## What to do
Collect each line holding the string "region".

[Records that describe figures]
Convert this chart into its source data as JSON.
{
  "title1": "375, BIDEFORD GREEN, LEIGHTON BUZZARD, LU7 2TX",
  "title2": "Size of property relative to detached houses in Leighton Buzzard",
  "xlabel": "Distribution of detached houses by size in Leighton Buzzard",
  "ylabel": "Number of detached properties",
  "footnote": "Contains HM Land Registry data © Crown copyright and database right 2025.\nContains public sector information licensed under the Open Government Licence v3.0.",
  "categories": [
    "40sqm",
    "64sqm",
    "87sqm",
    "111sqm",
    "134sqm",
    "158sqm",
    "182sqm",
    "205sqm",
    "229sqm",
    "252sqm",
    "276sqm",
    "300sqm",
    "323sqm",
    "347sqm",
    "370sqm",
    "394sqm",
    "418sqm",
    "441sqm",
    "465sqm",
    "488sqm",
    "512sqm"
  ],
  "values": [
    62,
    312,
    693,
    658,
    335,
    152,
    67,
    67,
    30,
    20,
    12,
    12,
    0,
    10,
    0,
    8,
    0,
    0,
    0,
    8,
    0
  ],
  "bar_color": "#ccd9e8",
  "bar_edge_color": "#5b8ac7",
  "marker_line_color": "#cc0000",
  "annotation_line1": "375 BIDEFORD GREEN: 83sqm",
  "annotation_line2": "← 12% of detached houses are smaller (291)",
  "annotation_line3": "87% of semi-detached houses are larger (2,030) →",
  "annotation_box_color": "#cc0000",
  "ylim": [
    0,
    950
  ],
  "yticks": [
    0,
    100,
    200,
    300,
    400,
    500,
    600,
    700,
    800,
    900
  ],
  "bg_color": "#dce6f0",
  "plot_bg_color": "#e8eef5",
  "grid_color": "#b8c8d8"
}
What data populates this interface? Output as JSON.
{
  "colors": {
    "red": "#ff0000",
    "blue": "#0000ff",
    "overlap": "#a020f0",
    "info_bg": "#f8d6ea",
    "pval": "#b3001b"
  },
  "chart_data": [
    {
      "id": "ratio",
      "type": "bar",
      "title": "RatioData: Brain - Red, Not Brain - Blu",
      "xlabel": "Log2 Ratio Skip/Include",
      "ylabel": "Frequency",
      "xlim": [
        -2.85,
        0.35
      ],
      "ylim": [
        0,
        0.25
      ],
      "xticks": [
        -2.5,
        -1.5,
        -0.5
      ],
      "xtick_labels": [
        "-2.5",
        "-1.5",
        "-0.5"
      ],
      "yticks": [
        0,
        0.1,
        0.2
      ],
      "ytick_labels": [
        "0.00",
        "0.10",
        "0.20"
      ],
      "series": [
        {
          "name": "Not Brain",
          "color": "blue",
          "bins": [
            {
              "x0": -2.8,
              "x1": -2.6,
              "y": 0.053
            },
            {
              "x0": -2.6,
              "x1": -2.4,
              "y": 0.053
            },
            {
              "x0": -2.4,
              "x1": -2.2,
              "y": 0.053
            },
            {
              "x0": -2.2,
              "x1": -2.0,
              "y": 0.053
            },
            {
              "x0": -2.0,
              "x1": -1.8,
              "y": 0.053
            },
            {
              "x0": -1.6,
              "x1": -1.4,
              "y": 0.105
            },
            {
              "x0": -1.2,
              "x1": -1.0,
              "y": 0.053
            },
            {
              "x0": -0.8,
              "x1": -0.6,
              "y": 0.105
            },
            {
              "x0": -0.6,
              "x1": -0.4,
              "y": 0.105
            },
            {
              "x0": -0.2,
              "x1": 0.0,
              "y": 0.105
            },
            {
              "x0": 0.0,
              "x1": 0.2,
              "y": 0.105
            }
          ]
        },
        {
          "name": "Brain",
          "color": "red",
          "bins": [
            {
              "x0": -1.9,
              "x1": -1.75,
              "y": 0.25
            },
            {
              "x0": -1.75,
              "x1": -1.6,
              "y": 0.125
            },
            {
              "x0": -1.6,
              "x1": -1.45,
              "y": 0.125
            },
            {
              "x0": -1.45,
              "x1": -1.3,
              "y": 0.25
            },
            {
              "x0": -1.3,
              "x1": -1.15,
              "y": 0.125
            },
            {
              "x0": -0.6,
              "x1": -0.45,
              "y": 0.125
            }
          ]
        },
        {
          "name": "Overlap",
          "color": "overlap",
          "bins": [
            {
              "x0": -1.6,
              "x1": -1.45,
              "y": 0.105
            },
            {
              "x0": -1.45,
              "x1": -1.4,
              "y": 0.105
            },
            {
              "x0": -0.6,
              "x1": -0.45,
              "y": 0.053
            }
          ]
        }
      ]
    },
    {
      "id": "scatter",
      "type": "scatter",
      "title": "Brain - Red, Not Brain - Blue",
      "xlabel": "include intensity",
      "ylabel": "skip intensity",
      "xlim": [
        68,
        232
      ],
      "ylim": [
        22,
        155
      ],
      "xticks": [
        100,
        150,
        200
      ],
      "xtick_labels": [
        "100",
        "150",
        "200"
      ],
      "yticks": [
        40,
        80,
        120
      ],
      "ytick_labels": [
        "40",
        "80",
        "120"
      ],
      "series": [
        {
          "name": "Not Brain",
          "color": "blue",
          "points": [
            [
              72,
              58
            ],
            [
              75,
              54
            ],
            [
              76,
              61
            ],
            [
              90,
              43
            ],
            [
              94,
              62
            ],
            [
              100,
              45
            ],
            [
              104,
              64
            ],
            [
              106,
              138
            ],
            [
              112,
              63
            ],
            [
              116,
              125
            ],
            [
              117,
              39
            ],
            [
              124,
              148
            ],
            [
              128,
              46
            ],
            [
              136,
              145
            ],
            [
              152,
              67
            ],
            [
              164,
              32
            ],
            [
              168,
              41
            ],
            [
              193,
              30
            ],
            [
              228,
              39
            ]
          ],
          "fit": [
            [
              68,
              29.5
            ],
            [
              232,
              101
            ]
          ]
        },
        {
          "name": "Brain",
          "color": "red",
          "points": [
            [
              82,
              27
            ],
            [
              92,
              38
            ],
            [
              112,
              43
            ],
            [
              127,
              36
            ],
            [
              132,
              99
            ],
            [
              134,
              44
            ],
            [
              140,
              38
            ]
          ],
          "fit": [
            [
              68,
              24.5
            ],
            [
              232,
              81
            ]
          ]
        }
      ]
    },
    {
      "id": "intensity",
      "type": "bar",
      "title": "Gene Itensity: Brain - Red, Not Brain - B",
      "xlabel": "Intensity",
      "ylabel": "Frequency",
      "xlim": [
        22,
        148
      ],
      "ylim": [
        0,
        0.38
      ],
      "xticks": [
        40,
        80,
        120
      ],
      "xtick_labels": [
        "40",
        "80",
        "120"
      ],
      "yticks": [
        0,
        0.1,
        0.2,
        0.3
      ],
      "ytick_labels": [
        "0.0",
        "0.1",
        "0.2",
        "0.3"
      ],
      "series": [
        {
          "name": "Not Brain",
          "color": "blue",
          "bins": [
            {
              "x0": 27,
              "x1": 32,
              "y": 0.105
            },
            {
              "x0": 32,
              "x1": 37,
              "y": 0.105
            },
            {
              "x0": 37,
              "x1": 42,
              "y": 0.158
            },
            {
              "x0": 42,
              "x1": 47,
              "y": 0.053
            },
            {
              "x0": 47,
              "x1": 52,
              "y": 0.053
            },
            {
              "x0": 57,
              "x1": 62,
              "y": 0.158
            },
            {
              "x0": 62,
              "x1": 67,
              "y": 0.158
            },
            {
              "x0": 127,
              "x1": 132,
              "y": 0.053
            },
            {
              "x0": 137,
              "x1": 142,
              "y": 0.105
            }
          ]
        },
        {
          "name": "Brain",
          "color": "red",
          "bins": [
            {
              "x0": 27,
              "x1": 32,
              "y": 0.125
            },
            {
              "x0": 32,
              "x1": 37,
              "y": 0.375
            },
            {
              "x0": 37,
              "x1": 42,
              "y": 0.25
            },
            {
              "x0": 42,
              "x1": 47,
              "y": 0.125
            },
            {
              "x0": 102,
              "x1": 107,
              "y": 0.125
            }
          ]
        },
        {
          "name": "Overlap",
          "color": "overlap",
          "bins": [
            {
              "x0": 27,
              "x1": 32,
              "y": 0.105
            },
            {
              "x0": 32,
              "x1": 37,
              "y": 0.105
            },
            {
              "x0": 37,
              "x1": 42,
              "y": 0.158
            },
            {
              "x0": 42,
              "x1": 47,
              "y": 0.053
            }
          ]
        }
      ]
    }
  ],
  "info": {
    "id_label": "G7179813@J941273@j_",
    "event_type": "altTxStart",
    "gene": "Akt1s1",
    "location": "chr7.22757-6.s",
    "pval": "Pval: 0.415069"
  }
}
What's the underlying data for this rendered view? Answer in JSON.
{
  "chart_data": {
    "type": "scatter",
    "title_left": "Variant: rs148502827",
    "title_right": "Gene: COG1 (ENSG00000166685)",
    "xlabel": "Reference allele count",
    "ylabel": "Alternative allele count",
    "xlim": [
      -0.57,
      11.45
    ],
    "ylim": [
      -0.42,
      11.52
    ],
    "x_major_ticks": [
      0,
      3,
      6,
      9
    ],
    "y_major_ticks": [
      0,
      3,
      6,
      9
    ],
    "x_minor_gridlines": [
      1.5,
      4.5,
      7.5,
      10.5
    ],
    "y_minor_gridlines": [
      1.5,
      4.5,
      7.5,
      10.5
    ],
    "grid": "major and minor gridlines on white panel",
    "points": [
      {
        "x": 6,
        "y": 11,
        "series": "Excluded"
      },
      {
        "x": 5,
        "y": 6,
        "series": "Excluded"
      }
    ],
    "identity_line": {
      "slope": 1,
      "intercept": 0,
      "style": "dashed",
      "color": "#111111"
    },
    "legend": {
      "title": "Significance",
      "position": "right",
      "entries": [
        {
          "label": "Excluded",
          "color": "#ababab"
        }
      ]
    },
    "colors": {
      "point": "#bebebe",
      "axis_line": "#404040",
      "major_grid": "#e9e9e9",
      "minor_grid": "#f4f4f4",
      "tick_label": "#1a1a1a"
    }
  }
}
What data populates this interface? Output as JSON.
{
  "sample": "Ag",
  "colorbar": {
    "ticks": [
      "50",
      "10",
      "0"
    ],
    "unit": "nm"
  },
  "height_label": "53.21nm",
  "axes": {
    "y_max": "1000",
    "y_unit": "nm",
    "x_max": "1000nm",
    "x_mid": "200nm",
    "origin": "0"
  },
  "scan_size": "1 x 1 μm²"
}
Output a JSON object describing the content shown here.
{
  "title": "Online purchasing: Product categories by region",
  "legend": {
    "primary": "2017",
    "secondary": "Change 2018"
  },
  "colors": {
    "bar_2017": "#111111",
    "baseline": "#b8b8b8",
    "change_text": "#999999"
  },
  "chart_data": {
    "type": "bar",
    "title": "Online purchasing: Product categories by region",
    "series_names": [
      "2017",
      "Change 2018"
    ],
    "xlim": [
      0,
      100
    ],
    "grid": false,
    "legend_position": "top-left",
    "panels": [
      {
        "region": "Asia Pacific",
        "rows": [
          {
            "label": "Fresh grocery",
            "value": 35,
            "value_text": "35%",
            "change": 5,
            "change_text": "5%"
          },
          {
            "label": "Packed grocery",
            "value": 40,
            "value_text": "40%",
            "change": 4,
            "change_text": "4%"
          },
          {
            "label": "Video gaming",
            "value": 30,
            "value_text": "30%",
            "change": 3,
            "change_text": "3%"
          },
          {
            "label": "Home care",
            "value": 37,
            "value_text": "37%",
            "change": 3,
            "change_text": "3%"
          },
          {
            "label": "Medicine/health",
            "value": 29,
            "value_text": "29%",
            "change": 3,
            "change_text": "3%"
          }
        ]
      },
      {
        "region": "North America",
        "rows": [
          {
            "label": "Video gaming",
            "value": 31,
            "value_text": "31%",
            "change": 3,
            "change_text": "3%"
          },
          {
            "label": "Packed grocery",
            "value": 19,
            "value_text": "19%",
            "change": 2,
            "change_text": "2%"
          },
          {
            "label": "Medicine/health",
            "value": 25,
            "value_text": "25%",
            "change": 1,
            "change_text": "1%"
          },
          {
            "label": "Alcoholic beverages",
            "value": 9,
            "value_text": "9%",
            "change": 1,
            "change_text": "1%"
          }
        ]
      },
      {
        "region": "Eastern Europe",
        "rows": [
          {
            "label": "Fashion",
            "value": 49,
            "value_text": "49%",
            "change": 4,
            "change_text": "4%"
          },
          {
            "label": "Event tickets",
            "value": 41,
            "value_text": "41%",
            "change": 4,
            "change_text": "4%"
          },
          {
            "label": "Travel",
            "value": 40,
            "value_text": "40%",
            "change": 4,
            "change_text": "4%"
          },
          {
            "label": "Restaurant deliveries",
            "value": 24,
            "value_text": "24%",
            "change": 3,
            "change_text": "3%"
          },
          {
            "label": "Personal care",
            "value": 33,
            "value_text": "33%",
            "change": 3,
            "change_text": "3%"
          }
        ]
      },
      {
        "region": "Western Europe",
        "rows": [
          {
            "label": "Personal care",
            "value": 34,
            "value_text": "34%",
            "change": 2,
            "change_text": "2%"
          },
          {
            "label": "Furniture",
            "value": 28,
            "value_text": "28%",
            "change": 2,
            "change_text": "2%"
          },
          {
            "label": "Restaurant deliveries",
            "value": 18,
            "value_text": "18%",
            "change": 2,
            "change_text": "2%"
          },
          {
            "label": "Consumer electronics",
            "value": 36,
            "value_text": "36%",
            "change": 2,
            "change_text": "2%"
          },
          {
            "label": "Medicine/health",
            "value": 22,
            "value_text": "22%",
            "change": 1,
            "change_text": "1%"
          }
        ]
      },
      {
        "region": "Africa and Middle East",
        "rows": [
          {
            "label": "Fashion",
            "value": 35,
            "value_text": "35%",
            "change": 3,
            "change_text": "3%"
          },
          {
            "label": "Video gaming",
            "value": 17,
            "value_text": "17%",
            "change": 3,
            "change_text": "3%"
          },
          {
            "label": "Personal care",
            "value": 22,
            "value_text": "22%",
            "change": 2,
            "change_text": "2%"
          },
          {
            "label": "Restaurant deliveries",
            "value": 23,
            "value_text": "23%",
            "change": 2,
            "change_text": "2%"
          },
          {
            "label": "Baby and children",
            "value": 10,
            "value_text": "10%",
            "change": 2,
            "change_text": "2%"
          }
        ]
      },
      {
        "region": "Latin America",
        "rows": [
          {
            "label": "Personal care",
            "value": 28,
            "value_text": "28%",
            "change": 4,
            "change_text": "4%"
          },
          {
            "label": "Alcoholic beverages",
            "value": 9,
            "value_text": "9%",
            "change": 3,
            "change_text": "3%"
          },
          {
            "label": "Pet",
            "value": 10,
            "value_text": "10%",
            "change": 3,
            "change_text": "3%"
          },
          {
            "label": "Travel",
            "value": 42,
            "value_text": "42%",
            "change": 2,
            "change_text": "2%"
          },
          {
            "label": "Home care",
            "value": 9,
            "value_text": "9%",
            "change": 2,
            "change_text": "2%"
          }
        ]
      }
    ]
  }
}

## Worked solution
  "title": "Online purchasing: Product categories by region",
    "title": "Online purchasing: Product categories by region",
        "region": "Asia Pacific",
        "region": "North America",
        "region": "Eastern Europe",
        "region": "Western Europe",
        "region": "Africa and Middle East",
        "region": "Latin America",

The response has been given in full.